▶ _Exercise_:
Produce an exact copy of all the data below, dropping every image.

--- start Supplied material ---

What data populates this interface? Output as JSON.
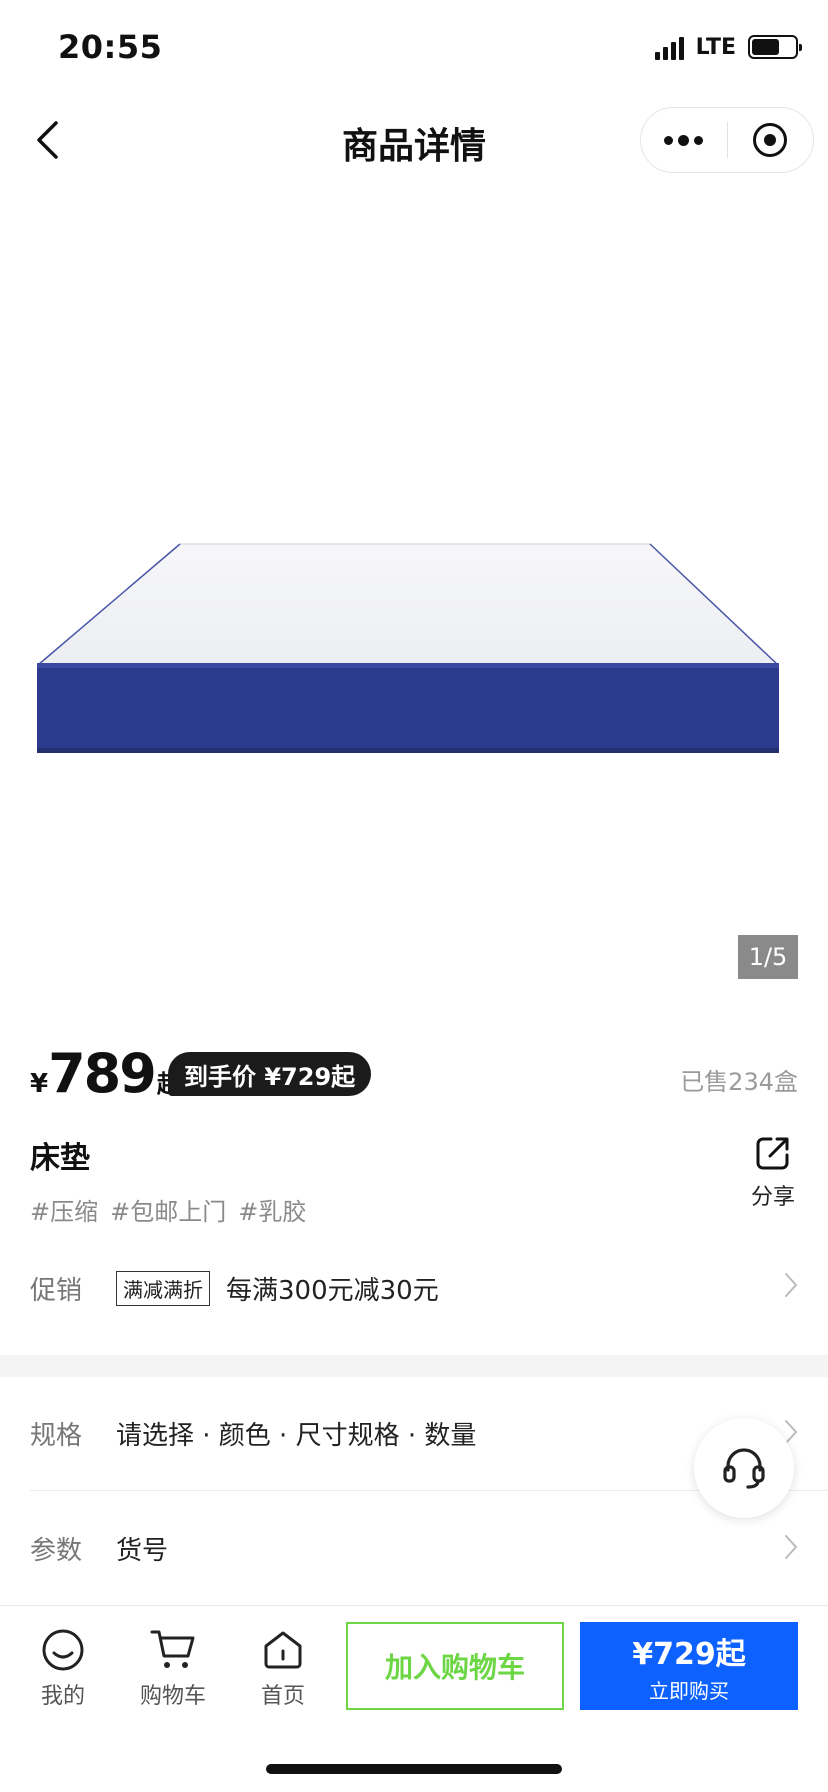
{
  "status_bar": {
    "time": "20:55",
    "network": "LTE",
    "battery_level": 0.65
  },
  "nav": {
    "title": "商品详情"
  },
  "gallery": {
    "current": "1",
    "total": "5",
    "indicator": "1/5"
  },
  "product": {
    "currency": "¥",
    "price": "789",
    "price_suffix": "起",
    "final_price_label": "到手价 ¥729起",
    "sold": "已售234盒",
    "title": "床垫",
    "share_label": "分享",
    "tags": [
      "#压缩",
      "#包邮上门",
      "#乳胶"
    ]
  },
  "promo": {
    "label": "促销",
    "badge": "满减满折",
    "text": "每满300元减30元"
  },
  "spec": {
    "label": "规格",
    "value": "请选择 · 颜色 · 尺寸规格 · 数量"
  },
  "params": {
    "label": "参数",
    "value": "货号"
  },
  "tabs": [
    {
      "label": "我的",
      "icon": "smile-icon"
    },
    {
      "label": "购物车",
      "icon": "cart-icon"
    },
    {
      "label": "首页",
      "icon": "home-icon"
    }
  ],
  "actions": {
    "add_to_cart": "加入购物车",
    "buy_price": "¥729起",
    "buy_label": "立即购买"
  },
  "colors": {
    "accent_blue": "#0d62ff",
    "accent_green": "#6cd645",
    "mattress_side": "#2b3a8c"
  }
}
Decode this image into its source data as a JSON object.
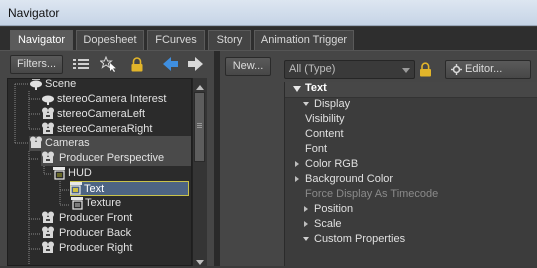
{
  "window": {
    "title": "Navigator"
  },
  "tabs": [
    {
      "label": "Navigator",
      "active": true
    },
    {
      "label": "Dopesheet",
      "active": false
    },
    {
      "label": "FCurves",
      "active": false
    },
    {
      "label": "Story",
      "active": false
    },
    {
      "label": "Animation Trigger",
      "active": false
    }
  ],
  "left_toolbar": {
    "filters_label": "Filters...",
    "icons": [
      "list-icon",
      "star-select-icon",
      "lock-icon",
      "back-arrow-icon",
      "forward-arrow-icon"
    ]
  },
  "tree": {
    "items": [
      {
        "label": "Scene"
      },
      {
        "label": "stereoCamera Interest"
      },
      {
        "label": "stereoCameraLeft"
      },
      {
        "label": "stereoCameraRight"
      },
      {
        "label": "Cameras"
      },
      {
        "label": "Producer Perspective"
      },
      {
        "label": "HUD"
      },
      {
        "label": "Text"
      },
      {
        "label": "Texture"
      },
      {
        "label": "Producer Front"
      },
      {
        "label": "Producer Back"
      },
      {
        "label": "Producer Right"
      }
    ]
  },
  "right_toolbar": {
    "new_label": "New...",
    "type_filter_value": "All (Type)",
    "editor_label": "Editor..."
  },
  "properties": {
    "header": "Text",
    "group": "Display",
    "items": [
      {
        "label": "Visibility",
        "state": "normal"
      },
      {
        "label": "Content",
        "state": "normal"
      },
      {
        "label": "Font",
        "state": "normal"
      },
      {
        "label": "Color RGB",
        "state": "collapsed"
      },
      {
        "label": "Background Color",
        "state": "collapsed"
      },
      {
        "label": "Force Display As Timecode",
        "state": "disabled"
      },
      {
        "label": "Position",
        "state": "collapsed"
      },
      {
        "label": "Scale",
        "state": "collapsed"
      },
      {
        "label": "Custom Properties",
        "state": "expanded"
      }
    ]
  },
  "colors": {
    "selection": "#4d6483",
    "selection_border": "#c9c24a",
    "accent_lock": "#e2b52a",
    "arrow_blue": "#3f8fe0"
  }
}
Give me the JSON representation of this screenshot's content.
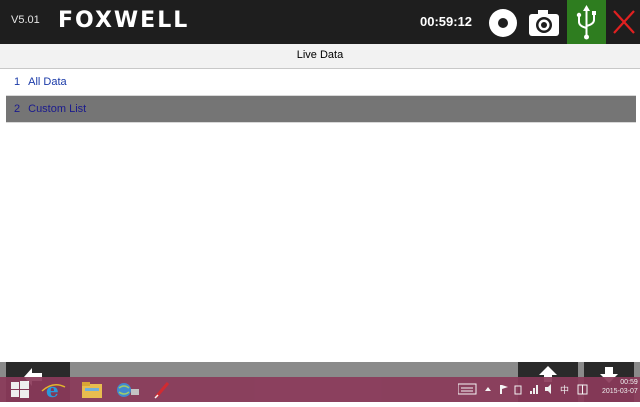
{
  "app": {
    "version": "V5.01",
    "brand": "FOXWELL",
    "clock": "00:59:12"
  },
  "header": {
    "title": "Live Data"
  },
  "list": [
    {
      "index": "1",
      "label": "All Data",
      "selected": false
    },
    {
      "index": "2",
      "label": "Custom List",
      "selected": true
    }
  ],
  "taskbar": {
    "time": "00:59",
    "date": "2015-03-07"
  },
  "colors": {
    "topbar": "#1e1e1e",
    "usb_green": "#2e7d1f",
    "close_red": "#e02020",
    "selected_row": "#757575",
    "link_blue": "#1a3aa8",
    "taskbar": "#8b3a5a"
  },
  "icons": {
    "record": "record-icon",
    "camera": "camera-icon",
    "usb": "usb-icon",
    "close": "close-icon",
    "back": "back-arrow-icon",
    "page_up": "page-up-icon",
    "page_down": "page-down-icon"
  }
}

--- end Supplied material ---

▶ _Finished answer_:
What data populates this interface? Output as JSON.
{
  "status_bar": {
    "time": "20:55",
    "network": "LTE",
    "battery_level": 0.65
  },
  "nav": {
    "title": "商品详情"
  },
  "gallery": {
    "current": "1",
    "total": "5",
    "indicator": "1/5"
  },
  "product": {
    "currency": "¥",
    "price": "789",
    "price_suffix": "起",
    "final_price_label": "到手价 ¥729起",
    "sold": "已售234盒",
    "title": "床垫",
    "share_label": "分享",
    "tags": [
      "#压缩",
      "#包邮上门",
      "#乳胶"
    ]
  },
  "promo": {
    "label": "促销",
    "badge": "满减满折",
    "text": "每满300元减30元"
  },
  "spec": {
    "label": "规格",
    "value": "请选择 · 颜色 · 尺寸规格 · 数量"
  },
  "params": {
    "label": "参数",
    "value": "货号"
  },
  "tabs": [
    {
      "label": "我的",
      "icon": "smile-icon"
    },
    {
      "label": "购物车",
      "icon": "cart-icon"
    },
    {
      "label": "首页",
      "icon": "home-icon"
    }
  ],
  "actions": {
    "add_to_cart": "加入购物车",
    "buy_price": "¥729起",
    "buy_label": "立即购买"
  },
  "colors": {
    "accent_blue": "#0d62ff",
    "accent_green": "#6cd645",
    "mattress_side": "#2b3a8c"
  }
}
Decode this image into its source data as a JSON object.
{
  "window": {
    "title": "Navigator"
  },
  "tabs": [
    {
      "label": "Navigator",
      "active": true
    },
    {
      "label": "Dopesheet",
      "active": false
    },
    {
      "label": "FCurves",
      "active": false
    },
    {
      "label": "Story",
      "active": false
    },
    {
      "label": "Animation Trigger",
      "active": false
    }
  ],
  "left_toolbar": {
    "filters_label": "Filters...",
    "icons": [
      "list-icon",
      "star-select-icon",
      "lock-icon",
      "back-arrow-icon",
      "forward-arrow-icon"
    ]
  },
  "tree": {
    "items": [
      {
        "label": "Scene"
      },
      {
        "label": "stereoCamera Interest"
      },
      {
        "label": "stereoCameraLeft"
      },
      {
        "label": "stereoCameraRight"
      },
      {
        "label": "Cameras"
      },
      {
        "label": "Producer Perspective"
      },
      {
        "label": "HUD"
      },
      {
        "label": "Text"
      },
      {
        "label": "Texture"
      },
      {
        "label": "Producer Front"
      },
      {
        "label": "Producer Back"
      },
      {
        "label": "Producer Right"
      }
    ]
  },
  "right_toolbar": {
    "new_label": "New...",
    "type_filter_value": "All (Type)",
    "editor_label": "Editor..."
  },
  "properties": {
    "header": "Text",
    "group": "Display",
    "items": [
      {
        "label": "Visibility",
        "state": "normal"
      },
      {
        "label": "Content",
        "state": "normal"
      },
      {
        "label": "Font",
        "state": "normal"
      },
      {
        "label": "Color RGB",
        "state": "collapsed"
      },
      {
        "label": "Background Color",
        "state": "collapsed"
      },
      {
        "label": "Force Display As Timecode",
        "state": "disabled"
      },
      {
        "label": "Position",
        "state": "collapsed"
      },
      {
        "label": "Scale",
        "state": "collapsed"
      },
      {
        "label": "Custom Properties",
        "state": "expanded"
      }
    ]
  },
  "colors": {
    "selection": "#4d6483",
    "selection_border": "#c9c24a",
    "accent_lock": "#e2b52a",
    "arrow_blue": "#3f8fe0"
  }
}
Give me the JSON representation of this screenshot's content.
{
  "app": {
    "version": "V5.01",
    "brand": "FOXWELL",
    "clock": "00:59:12"
  },
  "header": {
    "title": "Live Data"
  },
  "list": [
    {
      "index": "1",
      "label": "All Data",
      "selected": false
    },
    {
      "index": "2",
      "label": "Custom List",
      "selected": true
    }
  ],
  "taskbar": {
    "time": "00:59",
    "date": "2015-03-07"
  },
  "colors": {
    "topbar": "#1e1e1e",
    "usb_green": "#2e7d1f",
    "close_red": "#e02020",
    "selected_row": "#757575",
    "link_blue": "#1a3aa8",
    "taskbar": "#8b3a5a"
  },
  "icons": {
    "record": "record-icon",
    "camera": "camera-icon",
    "usb": "usb-icon",
    "close": "close-icon",
    "back": "back-arrow-icon",
    "page_up": "page-up-icon",
    "page_down": "page-down-icon"
  }
}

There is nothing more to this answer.